» **The problem**
Locate the lines that hold the string "offered". Copy every such line.

» **Available data**
— start —
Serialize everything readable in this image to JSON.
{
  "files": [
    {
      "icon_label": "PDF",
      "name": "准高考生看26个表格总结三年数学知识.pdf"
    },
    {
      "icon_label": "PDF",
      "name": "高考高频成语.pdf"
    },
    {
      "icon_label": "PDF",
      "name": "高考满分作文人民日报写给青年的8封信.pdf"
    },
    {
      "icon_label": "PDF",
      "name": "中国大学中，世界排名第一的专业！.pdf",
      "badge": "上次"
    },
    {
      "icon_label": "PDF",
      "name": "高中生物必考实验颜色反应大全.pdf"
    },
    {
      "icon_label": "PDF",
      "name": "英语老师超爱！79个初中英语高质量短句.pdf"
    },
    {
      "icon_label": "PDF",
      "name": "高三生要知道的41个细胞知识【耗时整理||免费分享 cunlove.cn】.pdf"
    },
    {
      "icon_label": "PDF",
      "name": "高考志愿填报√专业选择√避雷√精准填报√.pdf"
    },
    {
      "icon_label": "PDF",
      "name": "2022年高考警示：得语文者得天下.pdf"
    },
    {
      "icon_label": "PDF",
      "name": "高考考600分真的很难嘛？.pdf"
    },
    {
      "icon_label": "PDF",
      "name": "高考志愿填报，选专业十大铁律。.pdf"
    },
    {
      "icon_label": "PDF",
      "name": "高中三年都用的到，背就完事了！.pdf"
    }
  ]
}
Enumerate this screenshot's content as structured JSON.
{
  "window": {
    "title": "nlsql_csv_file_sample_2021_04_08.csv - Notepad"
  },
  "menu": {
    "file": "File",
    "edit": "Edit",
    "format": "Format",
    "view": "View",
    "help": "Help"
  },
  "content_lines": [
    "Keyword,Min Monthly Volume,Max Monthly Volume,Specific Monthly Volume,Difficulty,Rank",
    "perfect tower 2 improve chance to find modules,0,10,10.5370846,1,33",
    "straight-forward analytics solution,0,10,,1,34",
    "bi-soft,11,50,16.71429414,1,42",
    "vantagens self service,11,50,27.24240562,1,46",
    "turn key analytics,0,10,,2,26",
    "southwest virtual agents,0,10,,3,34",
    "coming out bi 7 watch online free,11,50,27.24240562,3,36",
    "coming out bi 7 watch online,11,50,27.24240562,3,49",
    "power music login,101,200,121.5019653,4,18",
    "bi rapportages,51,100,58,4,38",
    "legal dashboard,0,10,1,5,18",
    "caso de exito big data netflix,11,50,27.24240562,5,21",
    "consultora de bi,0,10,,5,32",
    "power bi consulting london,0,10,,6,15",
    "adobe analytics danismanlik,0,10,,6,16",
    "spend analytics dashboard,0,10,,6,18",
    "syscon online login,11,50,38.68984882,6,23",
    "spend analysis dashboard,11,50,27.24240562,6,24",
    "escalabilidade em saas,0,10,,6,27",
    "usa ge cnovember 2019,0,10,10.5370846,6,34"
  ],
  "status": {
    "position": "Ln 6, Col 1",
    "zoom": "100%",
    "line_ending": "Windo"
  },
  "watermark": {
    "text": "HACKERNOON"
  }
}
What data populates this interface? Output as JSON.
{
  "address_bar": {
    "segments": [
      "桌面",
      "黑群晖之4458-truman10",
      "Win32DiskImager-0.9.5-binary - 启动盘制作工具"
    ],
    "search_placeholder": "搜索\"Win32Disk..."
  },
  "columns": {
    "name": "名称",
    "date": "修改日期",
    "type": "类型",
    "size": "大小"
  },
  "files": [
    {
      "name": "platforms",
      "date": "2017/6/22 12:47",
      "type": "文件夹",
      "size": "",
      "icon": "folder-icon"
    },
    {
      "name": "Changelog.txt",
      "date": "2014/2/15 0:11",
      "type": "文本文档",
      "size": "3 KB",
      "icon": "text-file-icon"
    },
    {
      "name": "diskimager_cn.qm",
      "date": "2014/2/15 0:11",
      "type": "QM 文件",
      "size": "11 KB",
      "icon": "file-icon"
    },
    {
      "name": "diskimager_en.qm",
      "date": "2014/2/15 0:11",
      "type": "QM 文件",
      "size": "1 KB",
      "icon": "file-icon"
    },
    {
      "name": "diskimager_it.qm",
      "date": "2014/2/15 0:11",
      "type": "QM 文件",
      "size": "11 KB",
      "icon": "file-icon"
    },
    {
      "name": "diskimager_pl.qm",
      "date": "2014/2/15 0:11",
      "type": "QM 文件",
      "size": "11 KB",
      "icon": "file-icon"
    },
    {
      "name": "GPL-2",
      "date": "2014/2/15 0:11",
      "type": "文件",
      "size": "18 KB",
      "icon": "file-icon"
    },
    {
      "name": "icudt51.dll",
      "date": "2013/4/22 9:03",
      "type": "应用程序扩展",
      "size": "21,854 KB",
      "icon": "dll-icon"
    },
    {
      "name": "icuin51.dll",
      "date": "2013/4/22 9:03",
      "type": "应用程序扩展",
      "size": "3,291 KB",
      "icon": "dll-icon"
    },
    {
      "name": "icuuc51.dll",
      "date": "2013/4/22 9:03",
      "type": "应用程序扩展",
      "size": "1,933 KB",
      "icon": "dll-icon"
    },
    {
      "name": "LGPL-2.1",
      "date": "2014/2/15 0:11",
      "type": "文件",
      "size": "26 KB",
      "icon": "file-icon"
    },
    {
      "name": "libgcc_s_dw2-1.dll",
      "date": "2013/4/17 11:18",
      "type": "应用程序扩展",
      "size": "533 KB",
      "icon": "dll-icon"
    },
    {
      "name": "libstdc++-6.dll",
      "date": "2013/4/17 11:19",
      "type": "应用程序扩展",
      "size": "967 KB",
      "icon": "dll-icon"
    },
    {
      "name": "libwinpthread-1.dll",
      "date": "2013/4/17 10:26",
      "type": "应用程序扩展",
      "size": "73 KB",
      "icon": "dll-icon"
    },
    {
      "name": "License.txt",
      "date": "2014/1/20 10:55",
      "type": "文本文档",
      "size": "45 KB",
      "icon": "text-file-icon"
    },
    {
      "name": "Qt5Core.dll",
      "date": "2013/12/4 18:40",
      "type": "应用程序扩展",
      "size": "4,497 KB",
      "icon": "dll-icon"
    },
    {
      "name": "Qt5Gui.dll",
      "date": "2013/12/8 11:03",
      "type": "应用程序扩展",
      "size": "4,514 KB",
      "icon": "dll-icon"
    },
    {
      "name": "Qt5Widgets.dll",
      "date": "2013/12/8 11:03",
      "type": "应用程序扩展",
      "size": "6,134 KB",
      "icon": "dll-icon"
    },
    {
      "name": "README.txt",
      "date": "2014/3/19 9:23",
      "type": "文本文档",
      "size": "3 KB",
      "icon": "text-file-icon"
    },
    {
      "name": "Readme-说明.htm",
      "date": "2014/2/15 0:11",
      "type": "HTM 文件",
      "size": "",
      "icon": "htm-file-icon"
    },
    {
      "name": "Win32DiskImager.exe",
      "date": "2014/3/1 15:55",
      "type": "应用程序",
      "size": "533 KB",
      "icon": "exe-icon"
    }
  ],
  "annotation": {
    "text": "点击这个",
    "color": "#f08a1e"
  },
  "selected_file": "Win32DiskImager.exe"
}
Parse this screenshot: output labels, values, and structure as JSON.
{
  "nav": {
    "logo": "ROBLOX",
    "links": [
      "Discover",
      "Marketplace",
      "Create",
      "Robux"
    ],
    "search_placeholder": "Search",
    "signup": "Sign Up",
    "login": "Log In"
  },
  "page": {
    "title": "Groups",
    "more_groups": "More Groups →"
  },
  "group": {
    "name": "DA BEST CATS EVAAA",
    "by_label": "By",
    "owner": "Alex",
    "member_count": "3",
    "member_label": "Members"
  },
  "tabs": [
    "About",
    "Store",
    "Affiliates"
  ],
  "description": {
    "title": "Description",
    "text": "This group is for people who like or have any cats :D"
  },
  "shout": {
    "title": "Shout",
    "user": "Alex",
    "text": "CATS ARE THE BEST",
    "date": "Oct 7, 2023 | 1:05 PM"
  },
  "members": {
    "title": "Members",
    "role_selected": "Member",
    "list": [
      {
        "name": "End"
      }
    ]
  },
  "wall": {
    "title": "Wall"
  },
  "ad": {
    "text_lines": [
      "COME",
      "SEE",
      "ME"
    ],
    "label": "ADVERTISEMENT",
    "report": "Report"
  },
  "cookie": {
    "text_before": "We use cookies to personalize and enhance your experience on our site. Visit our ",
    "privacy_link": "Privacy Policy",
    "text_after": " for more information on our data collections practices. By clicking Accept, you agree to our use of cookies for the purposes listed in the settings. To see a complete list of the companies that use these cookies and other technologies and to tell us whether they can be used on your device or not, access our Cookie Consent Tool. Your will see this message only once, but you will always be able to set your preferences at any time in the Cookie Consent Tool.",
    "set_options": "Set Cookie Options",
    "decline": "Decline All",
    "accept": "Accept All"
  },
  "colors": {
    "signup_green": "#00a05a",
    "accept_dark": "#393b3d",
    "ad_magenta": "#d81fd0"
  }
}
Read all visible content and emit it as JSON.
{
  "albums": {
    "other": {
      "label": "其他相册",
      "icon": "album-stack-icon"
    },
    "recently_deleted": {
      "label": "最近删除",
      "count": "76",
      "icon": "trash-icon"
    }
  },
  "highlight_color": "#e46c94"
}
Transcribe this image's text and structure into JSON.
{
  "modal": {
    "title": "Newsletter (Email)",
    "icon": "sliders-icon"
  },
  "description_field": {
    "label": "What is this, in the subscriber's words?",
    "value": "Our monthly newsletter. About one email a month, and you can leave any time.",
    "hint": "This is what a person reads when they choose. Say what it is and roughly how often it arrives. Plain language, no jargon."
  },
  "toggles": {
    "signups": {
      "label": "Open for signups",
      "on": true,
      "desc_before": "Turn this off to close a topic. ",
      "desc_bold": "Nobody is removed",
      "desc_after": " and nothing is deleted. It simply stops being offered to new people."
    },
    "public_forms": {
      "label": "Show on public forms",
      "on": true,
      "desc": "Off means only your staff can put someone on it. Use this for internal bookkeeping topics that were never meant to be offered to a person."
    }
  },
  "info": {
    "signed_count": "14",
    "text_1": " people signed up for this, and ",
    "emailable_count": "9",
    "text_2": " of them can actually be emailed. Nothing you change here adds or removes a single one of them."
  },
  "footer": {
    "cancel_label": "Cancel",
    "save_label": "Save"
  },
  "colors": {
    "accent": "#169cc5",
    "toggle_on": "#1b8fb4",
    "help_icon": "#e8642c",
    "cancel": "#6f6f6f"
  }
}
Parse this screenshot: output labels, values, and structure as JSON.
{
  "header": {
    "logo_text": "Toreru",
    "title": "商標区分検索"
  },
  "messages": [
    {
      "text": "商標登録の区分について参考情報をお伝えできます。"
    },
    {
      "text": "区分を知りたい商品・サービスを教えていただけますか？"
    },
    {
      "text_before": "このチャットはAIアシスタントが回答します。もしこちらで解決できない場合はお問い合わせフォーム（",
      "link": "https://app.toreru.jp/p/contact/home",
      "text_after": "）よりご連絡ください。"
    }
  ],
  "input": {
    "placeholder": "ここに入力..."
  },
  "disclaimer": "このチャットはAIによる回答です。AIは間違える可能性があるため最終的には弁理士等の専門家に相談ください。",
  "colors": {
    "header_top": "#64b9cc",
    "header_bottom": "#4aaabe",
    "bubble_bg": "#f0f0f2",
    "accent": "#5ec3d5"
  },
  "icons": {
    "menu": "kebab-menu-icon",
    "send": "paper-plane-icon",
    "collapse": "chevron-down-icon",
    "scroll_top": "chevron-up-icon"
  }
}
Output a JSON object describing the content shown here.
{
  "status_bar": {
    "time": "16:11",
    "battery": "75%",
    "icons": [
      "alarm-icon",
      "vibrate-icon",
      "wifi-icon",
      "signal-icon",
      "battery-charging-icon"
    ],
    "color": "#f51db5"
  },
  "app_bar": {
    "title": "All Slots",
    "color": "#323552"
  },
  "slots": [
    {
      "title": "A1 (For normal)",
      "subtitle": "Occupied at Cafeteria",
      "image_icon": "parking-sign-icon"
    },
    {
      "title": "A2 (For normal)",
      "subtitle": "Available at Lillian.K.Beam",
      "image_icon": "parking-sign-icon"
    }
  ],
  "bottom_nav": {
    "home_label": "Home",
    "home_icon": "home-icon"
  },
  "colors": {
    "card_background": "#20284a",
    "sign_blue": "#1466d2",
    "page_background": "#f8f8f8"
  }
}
— end —
» **Answer to the problem**
      "desc_after": " and nothing is deleted. It simply stops being offered to new people."
      "desc": "Off means only your staff can put someone on it. Use this for internal bookkeeping topics that were never meant to be offered to a person."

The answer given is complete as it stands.